▶ **Testo fornito**:
++++

Decine di migliaia di profughi siriani - ma anche afghani, iracheni, pachistani -, bloccati in Turchia da anni, premono sulla frontiera e chiedono di poter entrare in Grecia. Tutto si è messo in moto dopo l’annuncio del presidente turco Recep Tayyip Erdoğan relativo ad una presunta riapertura dei confini verso l’Europa, annuncio arrivato dopo che una trentina di soldati turchi erano stati uccisi vicino a Idlib, l’unica zona della Siria ancora sotto il controllo dei ribelli, dove la Turchia sta cercando di fermare l’avanzata del regime siriano e del suo principale alleato, la Russia.
Disastro umanitario
La Grecia non ha nessuna intenzione di accogliere i profughi e ha militarizzato la frontiera. Le immagini provenienti da Edirne e da Lesbo testimoniano di una situazione di altissima tensione: gas lacrimogeno, fili spinati, arresti, spari contro i migranti. Le forze di sicurezza greche, spalleggiate da squadre di neofascisti provenienti anche da diversi paesi europei, hanno messo in campo tattiche di respingimento che sono costate la vita finora ad almeno due persone.

++++

▶ **Dati grezzi**:

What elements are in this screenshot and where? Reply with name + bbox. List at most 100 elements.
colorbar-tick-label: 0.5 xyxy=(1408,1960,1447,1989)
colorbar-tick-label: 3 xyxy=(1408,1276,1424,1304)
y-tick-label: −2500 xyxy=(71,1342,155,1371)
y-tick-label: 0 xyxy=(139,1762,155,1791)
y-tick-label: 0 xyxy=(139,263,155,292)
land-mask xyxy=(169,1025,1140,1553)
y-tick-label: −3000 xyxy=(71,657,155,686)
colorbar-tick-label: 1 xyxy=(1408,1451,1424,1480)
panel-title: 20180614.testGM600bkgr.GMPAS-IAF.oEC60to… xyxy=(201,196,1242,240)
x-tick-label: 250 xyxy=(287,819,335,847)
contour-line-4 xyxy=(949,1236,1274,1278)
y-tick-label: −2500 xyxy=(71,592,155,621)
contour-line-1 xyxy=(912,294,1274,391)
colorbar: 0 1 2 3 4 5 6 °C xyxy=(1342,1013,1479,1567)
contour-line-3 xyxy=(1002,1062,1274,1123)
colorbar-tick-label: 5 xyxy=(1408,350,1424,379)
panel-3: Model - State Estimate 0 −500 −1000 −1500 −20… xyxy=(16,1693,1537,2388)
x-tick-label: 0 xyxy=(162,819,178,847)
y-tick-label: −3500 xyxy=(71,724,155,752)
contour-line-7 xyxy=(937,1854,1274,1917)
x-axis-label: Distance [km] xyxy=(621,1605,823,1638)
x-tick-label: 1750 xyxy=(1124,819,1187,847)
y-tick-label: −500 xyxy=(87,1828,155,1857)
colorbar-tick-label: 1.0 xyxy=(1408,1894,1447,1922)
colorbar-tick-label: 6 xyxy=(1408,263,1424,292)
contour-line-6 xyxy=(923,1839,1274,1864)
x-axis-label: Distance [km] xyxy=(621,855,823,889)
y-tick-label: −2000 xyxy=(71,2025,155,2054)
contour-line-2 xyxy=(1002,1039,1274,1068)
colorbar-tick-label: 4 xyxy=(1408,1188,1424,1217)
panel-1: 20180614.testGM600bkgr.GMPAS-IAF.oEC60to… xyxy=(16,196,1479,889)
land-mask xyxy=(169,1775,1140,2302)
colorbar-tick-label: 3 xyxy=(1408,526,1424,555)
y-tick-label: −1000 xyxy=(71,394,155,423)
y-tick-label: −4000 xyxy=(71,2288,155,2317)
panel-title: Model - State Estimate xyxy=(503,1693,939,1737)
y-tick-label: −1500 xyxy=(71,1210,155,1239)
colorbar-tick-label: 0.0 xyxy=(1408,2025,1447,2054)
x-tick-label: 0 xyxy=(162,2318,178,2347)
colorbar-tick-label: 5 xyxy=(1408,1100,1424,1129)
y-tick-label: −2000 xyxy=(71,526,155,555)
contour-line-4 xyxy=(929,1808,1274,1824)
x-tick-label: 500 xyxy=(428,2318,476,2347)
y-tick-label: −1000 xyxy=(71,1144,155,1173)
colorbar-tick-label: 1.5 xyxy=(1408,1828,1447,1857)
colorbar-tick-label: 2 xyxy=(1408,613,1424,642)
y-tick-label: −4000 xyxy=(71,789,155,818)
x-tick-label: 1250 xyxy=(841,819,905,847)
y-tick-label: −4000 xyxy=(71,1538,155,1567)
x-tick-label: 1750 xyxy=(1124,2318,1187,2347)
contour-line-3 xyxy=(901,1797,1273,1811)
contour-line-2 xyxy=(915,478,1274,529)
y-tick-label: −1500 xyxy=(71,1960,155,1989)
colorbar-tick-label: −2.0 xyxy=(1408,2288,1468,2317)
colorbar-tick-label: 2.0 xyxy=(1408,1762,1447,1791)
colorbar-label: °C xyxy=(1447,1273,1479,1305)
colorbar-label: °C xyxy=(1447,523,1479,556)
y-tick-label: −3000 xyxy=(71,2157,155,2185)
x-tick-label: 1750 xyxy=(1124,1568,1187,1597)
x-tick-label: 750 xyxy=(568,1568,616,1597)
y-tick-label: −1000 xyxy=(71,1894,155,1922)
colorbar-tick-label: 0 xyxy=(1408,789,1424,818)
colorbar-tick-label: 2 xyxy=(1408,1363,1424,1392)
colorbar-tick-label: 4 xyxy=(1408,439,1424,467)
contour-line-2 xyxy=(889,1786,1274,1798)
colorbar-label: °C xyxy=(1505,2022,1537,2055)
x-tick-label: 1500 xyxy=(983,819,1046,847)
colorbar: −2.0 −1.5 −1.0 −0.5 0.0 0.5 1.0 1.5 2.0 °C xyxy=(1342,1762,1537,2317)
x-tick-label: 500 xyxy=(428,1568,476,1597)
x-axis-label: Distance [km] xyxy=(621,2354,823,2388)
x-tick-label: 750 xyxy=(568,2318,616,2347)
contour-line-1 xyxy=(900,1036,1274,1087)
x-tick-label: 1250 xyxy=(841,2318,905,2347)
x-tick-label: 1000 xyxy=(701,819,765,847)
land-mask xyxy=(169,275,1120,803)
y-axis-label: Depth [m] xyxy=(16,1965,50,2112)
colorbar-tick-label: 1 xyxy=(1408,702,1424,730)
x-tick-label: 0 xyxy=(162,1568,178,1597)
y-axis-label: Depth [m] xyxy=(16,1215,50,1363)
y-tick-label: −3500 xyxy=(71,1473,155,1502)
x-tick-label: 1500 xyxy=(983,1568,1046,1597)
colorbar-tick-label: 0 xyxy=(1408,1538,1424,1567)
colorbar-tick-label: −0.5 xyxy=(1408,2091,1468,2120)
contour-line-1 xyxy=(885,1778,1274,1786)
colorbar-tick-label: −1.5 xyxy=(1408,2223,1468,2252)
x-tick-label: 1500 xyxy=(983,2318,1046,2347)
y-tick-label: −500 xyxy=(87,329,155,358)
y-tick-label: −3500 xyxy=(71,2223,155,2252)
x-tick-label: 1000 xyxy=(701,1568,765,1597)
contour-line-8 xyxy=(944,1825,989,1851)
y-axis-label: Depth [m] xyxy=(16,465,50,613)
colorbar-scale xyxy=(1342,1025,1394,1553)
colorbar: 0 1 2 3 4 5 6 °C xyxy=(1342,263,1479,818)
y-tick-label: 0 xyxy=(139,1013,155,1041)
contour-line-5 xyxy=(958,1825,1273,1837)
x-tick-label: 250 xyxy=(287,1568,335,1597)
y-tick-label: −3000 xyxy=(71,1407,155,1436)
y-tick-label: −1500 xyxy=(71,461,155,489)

++++

▶ **Problemi**:
1. Riporta fedelmente il passo del testo sui profughi al confine greco-turco: parti dalle parole "Decine di migliaia" e fermati dopo "alleato, la Russia.".
2. Le seguenti affermazioni concordano con il testo sui profughi al confine greco-turco? (a) Una trentina di soldati turchi sono stati uccisi vicino a Idlib. (b) La Grecia intende accogliere i profughi. (c) Le tattiche di respingimento hanno causato la morte di almeno due persone. Rispondi sì o no a ciascuna e cita alla lettera le parole del testo che lo stabiliscono.
3. Come prosegue il testo sui profughi al confine greco-turco? Scrivine il seguito, cominciando subito dopo l'ultima frase.
Le voci non hanno alcun ruolo in questo lavoro.

▶ **Risposte scritte**:
1.
Decine di migliaia di profughi siriani - ma anche afghani, iracheni, pachistani -, bloccati in Turchia da anni, premono sulla frontiera e chiedono di poter entrare in Grecia. Tutto si è messo in moto dopo l’annuncio del presidente turco Recep Tayyip Erdoğan relativo ad una presunta riapertura dei confini verso l’Europa, annuncio arrivato dopo che una trentina di soldati turchi erano stati uccisi vicino a Idlib, l’unica zona della Siria ancora sotto il controllo dei ribelli, dove la Turchia sta cercando di fermare l’avanzata del regime siriano e del suo principale alleato, la Russia.

2.
(a) Sì: "una trentina di soldati turchi erano stati uccisi vicino a Idlib".
(b) No: "La Grecia non ha nessuna intenzione di accogliere i profughi".
(c) Sì: "sono costate la vita finora ad almeno due persone".

3.
Tensione sulle isole greche
In pessime condizioni igieniche e sanitarie e con una limitatissima assistenza, decine di migliaia di persone affollano i campi di raccolta sulle isole dell'Egeo. A Lesbo la situazione umanitaria dei campi profughi è insostenibile. Una delegazione della società civile tedesca, composta da esponenti della Chiesa evangelica in Germania EKD, dei comuni tedeschi e dell'organizzazione Seebrücke, ha effettuato una visita, la scorsa settimana, al termine della quale ha diffuso una "Dichiarazione" in cui punta il dito contro l’accordo tra l’UE e la Turchia del 2016 per la gestione dei profughi.
“Ci sono molte città, comuni e province, parrocchie e gruppi della società civile in Germania che vogliono aiutare, ma sono impediti dal poterlo fare. Non esiste un meccanismo europeo per la ridistribuzione dei rifugiati nell'UE”, si legge nella Dichiarazione di Lesbo, che parla di una “catastrofe umanitaria politica”, chiedendo l’immediata chiusura dei campi di “non-accoglienza” e un riallineamento del sistema europeo di asilo che “non deve in alcun caso basarsi sull'Accordo UE-Turchia”. Al proprio governo chiedono di finalizzare rapidamente i ricongiungimenti famigliari per i rifugiati intrappolati in Grecia con i loro parenti in Germania. Inoltre, chiedono l'immediato ricollocamento di tutti i minori rifugiati non accompagnati in altri paesi della UE.
Responsabilità europea
Una dura condanna dell’Accordo con la Turchia costato 6 miliardi di euro all’UE è stata espressa dalla Diaconia valdese, che da quattro anni collabora con il progetto ecumenico dei “corridoi umanitari” promosso dalla Federazione delle chiese evangeliche in Italia FCEI e dalla Comunità di Sant’Egidio, in particolare nell’accoglienza di famiglie siriane dal Libano.
La Diaconia valdese ha diffuso una dichiarazione in cui punta il dito sulle politiche europee di migrazione: “Chi quel denaro lo ha pagato e chi lo ha ricevuto è responsabile dell'attuale tragedia. Questi patti esiziali durano per i tiranni il tempo necessario ai loro giochi di potere; non offrono garanzie alle persone costrette a lasciare le loro terre a causa dei conflitti; non servono all'Europa a controllare i confini”.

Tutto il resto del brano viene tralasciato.